(Collection entries)
╭──

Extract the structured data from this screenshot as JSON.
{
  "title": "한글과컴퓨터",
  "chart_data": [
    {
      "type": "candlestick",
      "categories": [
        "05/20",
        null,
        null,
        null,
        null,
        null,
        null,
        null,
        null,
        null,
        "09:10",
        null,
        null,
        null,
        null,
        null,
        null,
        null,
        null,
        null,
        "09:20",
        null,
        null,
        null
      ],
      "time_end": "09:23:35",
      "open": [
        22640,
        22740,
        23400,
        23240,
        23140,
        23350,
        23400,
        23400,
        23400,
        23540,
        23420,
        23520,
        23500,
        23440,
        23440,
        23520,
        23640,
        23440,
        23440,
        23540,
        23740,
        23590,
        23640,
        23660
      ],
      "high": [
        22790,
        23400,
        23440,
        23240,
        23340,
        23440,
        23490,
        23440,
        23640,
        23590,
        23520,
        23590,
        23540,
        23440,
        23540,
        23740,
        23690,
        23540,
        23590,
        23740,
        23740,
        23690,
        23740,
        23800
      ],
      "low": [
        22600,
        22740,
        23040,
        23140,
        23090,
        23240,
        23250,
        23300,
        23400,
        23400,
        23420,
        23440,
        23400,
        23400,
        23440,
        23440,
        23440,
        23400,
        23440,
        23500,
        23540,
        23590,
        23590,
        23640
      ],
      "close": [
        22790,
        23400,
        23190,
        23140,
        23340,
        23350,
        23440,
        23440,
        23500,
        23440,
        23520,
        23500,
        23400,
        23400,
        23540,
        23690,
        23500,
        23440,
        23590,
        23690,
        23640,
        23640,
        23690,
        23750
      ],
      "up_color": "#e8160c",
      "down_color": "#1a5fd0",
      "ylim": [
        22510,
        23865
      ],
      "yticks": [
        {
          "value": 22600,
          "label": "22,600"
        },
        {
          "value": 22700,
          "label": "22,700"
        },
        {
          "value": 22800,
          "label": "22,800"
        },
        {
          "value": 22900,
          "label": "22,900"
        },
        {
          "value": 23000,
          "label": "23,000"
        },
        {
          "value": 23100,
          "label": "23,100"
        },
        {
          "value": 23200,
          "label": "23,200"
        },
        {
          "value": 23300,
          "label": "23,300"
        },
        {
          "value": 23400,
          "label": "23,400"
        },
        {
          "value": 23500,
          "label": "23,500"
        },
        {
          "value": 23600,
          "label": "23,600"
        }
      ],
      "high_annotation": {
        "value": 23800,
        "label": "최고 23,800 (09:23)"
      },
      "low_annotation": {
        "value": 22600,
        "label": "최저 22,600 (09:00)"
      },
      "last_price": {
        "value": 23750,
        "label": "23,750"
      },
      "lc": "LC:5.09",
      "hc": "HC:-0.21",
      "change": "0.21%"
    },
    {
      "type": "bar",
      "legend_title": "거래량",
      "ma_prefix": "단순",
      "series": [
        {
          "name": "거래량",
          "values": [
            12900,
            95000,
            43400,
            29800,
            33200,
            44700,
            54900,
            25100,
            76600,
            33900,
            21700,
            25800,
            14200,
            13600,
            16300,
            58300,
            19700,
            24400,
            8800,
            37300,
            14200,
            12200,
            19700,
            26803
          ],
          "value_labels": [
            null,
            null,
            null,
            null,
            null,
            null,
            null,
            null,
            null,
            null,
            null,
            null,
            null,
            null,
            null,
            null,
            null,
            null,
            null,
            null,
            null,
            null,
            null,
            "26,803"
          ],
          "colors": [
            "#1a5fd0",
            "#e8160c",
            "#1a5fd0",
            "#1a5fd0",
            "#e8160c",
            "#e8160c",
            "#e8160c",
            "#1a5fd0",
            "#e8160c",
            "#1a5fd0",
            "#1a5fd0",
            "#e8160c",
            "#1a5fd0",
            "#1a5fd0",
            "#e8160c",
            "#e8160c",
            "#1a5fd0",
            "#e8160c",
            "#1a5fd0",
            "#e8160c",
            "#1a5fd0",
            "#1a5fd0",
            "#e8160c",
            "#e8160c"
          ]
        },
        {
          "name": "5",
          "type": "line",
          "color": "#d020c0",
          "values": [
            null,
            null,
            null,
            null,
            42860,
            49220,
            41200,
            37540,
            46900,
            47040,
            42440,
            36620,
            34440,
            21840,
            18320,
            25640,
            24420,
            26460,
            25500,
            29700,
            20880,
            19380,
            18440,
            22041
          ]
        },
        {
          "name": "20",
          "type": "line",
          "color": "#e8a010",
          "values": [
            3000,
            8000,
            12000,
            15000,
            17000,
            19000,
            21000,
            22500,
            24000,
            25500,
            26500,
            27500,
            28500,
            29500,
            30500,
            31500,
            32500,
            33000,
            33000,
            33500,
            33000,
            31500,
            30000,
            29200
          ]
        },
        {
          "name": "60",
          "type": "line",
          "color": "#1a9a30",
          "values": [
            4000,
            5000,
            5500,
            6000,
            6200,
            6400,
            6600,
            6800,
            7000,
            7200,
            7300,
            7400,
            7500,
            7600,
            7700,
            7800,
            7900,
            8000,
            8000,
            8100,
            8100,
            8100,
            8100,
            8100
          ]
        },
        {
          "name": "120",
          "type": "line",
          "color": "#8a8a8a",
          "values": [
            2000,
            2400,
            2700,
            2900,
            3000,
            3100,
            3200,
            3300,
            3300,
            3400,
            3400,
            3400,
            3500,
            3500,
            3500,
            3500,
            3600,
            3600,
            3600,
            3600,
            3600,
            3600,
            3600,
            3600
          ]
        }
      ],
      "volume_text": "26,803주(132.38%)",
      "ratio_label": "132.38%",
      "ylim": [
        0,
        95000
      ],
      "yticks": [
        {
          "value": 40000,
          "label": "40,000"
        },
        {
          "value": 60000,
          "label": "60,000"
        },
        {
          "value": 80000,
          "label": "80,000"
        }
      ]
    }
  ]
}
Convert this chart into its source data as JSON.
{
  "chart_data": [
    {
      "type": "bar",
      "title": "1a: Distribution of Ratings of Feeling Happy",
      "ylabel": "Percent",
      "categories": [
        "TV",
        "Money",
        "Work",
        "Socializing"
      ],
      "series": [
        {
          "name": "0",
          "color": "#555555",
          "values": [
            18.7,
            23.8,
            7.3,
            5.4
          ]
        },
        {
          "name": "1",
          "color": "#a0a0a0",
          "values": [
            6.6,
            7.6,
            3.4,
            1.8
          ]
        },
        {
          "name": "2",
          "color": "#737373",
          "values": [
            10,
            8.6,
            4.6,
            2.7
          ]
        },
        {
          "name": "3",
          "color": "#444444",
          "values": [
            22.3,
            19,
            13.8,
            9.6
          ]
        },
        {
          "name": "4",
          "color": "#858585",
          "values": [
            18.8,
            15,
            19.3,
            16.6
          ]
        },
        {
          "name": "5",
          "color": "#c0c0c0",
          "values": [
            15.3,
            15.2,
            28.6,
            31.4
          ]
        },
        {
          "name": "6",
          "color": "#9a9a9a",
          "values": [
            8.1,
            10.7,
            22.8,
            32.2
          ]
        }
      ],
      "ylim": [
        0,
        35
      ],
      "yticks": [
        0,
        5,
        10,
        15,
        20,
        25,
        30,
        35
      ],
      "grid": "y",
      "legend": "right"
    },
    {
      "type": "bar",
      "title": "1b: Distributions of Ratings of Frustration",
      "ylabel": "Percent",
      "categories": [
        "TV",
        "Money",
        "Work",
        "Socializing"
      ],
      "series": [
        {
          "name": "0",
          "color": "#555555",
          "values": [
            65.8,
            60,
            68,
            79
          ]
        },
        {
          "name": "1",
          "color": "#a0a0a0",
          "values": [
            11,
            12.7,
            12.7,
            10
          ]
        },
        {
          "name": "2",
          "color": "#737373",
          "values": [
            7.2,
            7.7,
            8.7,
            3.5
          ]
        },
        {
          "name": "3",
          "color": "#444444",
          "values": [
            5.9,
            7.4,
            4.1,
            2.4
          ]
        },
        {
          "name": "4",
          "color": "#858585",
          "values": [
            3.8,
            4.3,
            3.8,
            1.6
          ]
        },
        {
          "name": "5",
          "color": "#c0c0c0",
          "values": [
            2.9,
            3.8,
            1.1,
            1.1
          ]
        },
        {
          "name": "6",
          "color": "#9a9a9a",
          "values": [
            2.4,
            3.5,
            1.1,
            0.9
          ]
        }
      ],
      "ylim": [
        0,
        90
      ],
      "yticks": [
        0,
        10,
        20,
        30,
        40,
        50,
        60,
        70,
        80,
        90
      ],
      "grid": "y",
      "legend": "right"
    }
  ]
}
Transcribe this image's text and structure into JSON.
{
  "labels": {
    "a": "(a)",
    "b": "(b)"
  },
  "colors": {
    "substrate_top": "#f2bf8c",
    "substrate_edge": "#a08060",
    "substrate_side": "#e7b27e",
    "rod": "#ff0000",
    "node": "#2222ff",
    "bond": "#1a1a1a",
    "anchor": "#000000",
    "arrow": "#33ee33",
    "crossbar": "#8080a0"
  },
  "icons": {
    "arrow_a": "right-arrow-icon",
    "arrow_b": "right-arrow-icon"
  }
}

╰──

Using the listing above, work out how many of its lines include "Ratings", and give only the result.

Solution ▸
2